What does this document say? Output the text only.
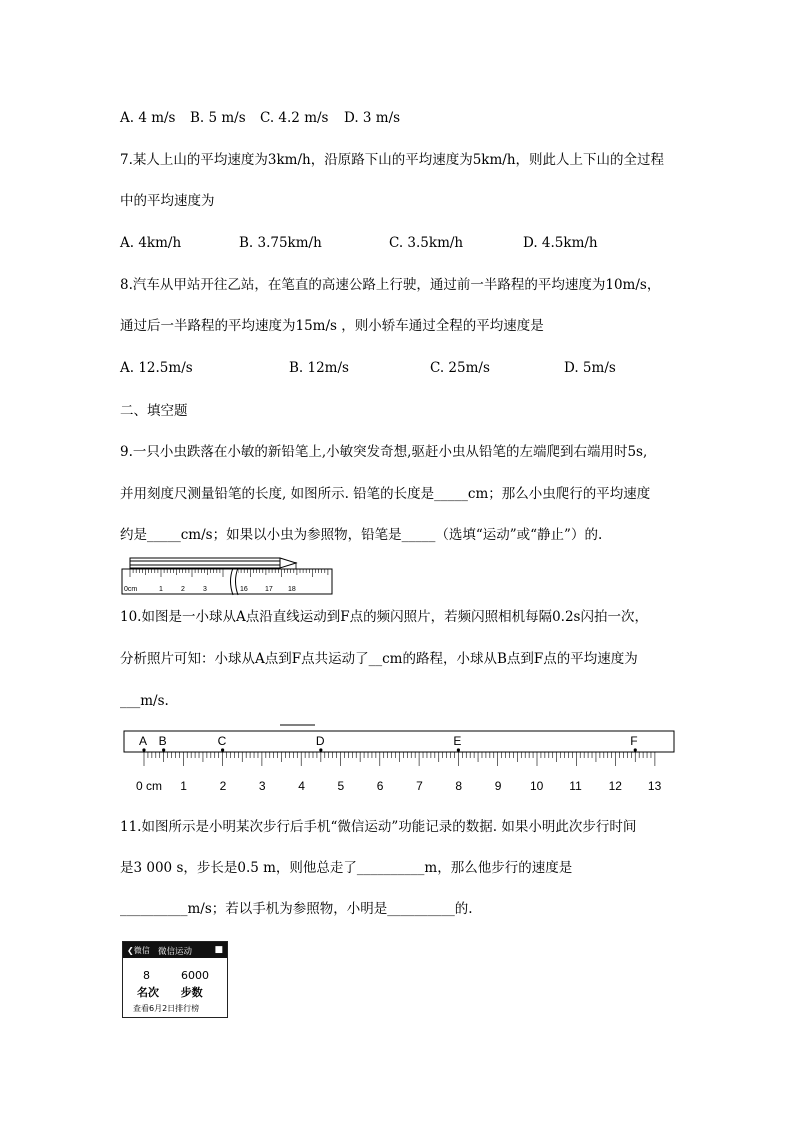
A. 4 m/s B. 5 m/s C. 4.2 m/s D. 3 m/s
7.某人上山的平均速度为3km/h，沿原路下山的平均速度为5km/h，则此人上下山的全过程
中的平均速度为
A. 4km/h	B. 3.75km/h	C. 3.5km/h	D. 4.5km/h
8.汽车从甲站开往乙站，在笔直的高速公路上行驶，通过前一半路程的平均速度为10m/s，
通过后一半路程的平均速度为15m/s ，则小轿车通过全程的平均速度是
A. 12.5m/s	B. 12m/s	C. 25m/s	D. 5m/s
二、填空题
9.一只小虫跌落在小敏的新铅笔上,小敏突发奇想,驱赶小虫从铅笔的左端爬到右端用时5s,
并用刻度尺测量铅笔的长度, 如图所示. 铅笔的长度是_____cm；那么小虫爬行的平均速度
约是_____cm/s；如果以小虫为参照物，铅笔是_____（选填“运动”或“静止”）的.
0cm	1	2	3	16 17 18
10.如图是一小球从A点沿直线运动到F点的频闪照片，若频闪照相机每隔0.2s闪拍一次，
分析照片可知：小球从A点到F点共运动了__cm的路程，小球从B点到F点的平均速度为
___m/s.
A B	C	D	E	F
0 cm 1	2	3	4	5	6	7	8	9 10 11 12 13
11.如图所示是小明某次步行后手机“微信运动”功能记录的数据. 如果小明此次步行时间
是3 000 s，步长是0.5 m，则他总走了__________m，那么他步行的速度是
__________m/s；若以手机为参照物，小明是__________的.
❮微信 微信运动	■
8	6000
名次 步数
查看6月2日排行榜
□ □ □ □
WHAT THE TASK REQUIRES: Go through the material line by line. Show each line that contains the string "微信运动".

TASK OUTPUT:
11.如图所示是小明某次步行后手机“微信运动”功能记录的数据. 如果小明此次步行时间
❮微信 微信运动	■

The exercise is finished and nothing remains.